Dataset excerpt »
□ □ □

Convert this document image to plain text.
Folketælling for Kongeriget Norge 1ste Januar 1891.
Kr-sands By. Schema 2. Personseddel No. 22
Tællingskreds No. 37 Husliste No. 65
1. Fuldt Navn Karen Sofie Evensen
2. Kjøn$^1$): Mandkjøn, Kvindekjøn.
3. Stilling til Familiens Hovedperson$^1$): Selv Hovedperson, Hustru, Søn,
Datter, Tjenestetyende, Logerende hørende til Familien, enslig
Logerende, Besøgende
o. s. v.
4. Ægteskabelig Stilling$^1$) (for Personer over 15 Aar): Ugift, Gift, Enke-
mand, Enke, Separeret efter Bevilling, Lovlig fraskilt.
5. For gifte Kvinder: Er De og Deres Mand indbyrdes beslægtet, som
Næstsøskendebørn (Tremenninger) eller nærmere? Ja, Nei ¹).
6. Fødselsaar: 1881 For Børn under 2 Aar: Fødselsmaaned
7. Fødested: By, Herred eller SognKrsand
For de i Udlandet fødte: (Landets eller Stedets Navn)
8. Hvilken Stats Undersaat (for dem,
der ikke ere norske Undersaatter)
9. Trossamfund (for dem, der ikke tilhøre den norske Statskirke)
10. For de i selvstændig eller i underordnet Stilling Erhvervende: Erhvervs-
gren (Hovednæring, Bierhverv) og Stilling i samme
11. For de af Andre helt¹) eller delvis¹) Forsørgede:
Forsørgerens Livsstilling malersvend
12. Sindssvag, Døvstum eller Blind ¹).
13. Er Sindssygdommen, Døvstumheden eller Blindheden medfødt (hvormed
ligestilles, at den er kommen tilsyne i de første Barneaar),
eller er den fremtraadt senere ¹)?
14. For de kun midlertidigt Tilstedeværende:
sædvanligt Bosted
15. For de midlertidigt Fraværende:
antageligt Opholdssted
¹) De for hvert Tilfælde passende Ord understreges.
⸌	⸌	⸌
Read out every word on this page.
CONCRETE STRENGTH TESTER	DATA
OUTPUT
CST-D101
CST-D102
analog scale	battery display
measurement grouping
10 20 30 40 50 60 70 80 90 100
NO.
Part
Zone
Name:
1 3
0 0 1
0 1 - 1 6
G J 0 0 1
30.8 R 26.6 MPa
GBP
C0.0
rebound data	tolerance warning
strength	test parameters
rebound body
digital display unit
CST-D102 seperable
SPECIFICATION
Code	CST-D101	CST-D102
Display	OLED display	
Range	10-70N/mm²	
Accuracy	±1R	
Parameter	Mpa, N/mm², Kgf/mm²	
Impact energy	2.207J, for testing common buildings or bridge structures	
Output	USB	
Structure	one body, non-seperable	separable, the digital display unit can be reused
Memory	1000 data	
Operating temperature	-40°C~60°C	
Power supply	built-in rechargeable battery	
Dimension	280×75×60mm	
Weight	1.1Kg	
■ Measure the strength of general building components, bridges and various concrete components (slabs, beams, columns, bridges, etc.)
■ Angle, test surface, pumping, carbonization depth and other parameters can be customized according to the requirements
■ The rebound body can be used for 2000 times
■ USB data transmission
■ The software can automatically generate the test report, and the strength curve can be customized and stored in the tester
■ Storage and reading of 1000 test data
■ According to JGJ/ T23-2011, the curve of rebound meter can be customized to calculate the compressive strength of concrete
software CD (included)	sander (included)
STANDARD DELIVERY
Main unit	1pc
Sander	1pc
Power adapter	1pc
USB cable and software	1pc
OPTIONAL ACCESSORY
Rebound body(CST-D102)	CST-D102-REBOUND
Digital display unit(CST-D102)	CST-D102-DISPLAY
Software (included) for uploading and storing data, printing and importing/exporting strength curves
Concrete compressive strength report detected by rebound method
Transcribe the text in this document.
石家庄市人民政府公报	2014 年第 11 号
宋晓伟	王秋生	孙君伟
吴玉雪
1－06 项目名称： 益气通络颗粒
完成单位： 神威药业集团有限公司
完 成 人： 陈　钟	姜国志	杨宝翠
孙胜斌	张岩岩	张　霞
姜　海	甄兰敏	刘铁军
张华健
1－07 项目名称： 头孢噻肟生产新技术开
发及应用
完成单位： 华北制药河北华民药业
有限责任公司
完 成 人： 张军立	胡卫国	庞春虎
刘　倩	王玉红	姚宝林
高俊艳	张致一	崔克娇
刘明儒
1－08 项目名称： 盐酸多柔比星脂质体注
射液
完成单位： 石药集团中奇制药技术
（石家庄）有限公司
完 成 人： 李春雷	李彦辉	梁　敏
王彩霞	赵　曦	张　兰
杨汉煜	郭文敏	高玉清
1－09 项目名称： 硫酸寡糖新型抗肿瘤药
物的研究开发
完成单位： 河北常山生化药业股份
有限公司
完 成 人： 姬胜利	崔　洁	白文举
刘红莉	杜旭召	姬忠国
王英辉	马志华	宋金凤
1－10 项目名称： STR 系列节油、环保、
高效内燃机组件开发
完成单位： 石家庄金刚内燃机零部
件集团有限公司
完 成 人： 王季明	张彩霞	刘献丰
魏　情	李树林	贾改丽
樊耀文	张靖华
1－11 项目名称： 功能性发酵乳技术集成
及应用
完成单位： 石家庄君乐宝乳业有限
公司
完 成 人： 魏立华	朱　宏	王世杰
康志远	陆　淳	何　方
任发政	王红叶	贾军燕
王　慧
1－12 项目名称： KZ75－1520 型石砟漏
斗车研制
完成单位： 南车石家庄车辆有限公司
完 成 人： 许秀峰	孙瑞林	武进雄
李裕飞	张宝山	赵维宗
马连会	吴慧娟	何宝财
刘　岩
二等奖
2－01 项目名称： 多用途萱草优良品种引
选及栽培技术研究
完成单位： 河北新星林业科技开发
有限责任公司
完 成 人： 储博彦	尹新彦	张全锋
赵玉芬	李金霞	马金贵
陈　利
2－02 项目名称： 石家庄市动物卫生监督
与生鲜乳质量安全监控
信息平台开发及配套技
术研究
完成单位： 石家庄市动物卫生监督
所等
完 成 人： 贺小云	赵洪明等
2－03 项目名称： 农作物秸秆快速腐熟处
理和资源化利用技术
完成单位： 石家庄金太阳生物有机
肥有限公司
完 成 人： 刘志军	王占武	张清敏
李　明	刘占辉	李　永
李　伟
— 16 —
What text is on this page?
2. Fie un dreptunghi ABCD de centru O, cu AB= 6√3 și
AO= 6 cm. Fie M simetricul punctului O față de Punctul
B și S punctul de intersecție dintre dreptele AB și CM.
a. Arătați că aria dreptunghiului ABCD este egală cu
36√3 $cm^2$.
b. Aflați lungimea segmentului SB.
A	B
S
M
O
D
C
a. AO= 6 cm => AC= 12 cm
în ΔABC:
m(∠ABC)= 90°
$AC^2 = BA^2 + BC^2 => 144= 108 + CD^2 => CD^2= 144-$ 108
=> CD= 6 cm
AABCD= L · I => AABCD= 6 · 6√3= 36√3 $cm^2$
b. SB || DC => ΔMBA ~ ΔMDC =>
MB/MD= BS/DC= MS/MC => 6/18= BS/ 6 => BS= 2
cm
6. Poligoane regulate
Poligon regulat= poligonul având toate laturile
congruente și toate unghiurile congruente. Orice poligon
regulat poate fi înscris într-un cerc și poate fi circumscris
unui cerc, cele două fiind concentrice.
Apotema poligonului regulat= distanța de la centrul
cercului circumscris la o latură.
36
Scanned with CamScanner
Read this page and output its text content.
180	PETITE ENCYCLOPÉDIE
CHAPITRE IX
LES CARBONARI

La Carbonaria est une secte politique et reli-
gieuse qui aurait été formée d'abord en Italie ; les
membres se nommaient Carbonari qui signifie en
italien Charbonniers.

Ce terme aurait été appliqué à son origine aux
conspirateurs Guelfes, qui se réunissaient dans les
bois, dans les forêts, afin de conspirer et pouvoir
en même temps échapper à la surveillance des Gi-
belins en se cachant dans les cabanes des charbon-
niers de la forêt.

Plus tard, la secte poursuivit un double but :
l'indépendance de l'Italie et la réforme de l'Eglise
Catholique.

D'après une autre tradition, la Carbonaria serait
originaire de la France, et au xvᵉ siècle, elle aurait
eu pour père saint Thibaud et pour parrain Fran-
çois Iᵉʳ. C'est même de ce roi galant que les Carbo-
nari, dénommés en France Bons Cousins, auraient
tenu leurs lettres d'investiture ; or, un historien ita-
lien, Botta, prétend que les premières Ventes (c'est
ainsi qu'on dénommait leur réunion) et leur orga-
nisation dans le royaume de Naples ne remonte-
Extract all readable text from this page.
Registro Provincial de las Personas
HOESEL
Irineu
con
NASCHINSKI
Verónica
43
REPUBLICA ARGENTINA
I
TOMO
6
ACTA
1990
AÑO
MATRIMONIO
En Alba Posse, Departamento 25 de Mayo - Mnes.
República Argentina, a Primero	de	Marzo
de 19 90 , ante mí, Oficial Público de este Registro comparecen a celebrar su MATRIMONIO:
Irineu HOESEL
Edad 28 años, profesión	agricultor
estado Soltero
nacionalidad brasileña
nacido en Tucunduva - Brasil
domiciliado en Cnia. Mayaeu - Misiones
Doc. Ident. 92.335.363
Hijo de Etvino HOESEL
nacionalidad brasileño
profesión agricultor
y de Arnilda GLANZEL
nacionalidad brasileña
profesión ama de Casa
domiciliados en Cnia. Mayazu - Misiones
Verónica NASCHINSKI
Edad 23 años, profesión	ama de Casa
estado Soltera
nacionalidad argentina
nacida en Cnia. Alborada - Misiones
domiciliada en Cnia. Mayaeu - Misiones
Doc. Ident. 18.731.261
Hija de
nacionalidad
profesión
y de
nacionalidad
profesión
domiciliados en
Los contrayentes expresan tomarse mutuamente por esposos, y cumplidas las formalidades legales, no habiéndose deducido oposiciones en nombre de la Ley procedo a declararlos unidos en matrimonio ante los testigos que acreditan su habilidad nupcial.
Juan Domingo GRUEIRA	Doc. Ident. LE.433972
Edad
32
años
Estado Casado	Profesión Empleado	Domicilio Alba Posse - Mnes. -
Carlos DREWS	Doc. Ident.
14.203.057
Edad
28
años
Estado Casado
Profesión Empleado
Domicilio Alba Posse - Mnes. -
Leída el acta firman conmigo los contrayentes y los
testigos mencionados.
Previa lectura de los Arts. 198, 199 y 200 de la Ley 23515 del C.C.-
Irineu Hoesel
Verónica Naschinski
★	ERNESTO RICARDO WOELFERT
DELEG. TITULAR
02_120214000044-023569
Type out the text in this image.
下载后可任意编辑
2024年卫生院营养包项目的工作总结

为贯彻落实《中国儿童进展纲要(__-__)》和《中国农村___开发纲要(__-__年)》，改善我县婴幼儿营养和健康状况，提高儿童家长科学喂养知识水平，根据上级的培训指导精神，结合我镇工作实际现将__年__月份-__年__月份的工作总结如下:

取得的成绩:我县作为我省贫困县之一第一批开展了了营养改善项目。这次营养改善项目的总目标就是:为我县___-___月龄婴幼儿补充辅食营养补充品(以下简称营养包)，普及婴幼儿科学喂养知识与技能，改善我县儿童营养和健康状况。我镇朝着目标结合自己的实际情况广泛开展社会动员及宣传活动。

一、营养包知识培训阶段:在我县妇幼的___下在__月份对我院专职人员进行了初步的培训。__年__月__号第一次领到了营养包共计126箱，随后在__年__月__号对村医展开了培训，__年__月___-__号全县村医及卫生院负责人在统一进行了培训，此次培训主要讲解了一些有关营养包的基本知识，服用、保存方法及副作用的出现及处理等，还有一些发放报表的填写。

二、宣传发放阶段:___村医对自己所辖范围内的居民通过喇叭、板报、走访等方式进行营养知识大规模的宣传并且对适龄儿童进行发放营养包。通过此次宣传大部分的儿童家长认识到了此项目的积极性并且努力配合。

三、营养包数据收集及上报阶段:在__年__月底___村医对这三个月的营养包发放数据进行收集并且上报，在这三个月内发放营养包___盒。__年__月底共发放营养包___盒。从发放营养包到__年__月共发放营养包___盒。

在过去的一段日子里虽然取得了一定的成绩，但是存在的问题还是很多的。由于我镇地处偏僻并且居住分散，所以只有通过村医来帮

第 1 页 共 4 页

□ □ □

What you have to do »
Search the data for the string "parameters". List each line that has it.

Result of the exercise »
strength	test parameters
■ Angle, test surface, pumping, carbonization depth and other parameters can be customized according to the requirements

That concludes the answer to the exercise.